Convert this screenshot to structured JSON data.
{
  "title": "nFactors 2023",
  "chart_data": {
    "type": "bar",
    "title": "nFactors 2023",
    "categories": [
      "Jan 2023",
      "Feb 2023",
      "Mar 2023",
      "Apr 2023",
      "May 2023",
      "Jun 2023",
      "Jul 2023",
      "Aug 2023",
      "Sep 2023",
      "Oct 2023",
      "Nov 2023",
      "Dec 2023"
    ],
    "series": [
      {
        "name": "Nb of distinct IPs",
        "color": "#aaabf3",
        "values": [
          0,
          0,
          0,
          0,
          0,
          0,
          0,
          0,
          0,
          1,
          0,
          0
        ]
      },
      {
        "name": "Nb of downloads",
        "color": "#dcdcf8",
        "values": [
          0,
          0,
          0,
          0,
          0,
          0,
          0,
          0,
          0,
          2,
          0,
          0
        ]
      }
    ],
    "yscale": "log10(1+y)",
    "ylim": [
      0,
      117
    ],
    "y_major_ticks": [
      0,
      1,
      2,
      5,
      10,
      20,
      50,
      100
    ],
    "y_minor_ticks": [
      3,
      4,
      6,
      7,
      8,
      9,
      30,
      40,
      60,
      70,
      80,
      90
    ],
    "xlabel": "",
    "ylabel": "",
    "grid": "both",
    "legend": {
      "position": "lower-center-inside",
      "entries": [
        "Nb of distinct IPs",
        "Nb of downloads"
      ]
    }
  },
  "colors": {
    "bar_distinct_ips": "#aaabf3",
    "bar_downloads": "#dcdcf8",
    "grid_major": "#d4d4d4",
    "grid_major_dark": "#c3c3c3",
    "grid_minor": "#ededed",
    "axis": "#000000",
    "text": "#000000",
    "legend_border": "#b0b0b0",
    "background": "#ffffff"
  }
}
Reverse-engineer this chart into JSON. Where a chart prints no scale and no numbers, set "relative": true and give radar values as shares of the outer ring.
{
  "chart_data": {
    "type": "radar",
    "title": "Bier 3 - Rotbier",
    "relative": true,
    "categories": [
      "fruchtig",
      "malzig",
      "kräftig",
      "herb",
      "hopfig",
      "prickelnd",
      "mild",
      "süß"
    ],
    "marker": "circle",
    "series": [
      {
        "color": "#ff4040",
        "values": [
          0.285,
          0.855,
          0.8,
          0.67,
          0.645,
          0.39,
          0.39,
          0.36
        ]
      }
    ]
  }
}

══════════

*Work to be completed:* All of the records must be repeated exactly.

*Response for this exercise:*
Convert this screenshot to structured JSON data.
{
  "title": "nFactors 2023",
  "chart_data": {
    "type": "bar",
    "title": "nFactors 2023",
    "categories": [
      "Jan 2023",
      "Feb 2023",
      "Mar 2023",
      "Apr 2023",
      "May 2023",
      "Jun 2023",
      "Jul 2023",
      "Aug 2023",
      "Sep 2023",
      "Oct 2023",
      "Nov 2023",
      "Dec 2023"
    ],
    "series": [
      {
        "name": "Nb of distinct IPs",
        "color": "#aaabf3",
        "values": [
          0,
          0,
          0,
          0,
          0,
          0,
          0,
          0,
          0,
          1,
          0,
          0
        ]
      },
      {
        "name": "Nb of downloads",
        "color": "#dcdcf8",
        "values": [
          0,
          0,
          0,
          0,
          0,
          0,
          0,
          0,
          0,
          2,
          0,
          0
        ]
      }
    ],
    "yscale": "log10(1+y)",
    "ylim": [
      0,
      117
    ],
    "y_major_ticks": [
      0,
      1,
      2,
      5,
      10,
      20,
      50,
      100
    ],
    "y_minor_ticks": [
      3,
      4,
      6,
      7,
      8,
      9,
      30,
      40,
      60,
      70,
      80,
      90
    ],
    "xlabel": "",
    "ylabel": "",
    "grid": "both",
    "legend": {
      "position": "lower-center-inside",
      "entries": [
        "Nb of distinct IPs",
        "Nb of downloads"
      ]
    }
  },
  "colors": {
    "bar_distinct_ips": "#aaabf3",
    "bar_downloads": "#dcdcf8",
    "grid_major": "#d4d4d4",
    "grid_major_dark": "#c3c3c3",
    "grid_minor": "#ededed",
    "axis": "#000000",
    "text": "#000000",
    "legend_border": "#b0b0b0",
    "background": "#ffffff"
  }
}
Reverse-engineer this chart into JSON. Where a chart prints no scale and no numbers, set "relative": true and give radar values as shares of the outer ring.
{
  "chart_data": {
    "type": "radar",
    "title": "Bier 3 - Rotbier",
    "relative": true,
    "categories": [
      "fruchtig",
      "malzig",
      "kräftig",
      "herb",
      "hopfig",
      "prickelnd",
      "mild",
      "süß"
    ],
    "marker": "circle",
    "series": [
      {
        "color": "#ff4040",
        "values": [
          0.285,
          0.855,
          0.8,
          0.67,
          0.645,
          0.39,
          0.39,
          0.36
        ]
      }
    ]
  }
}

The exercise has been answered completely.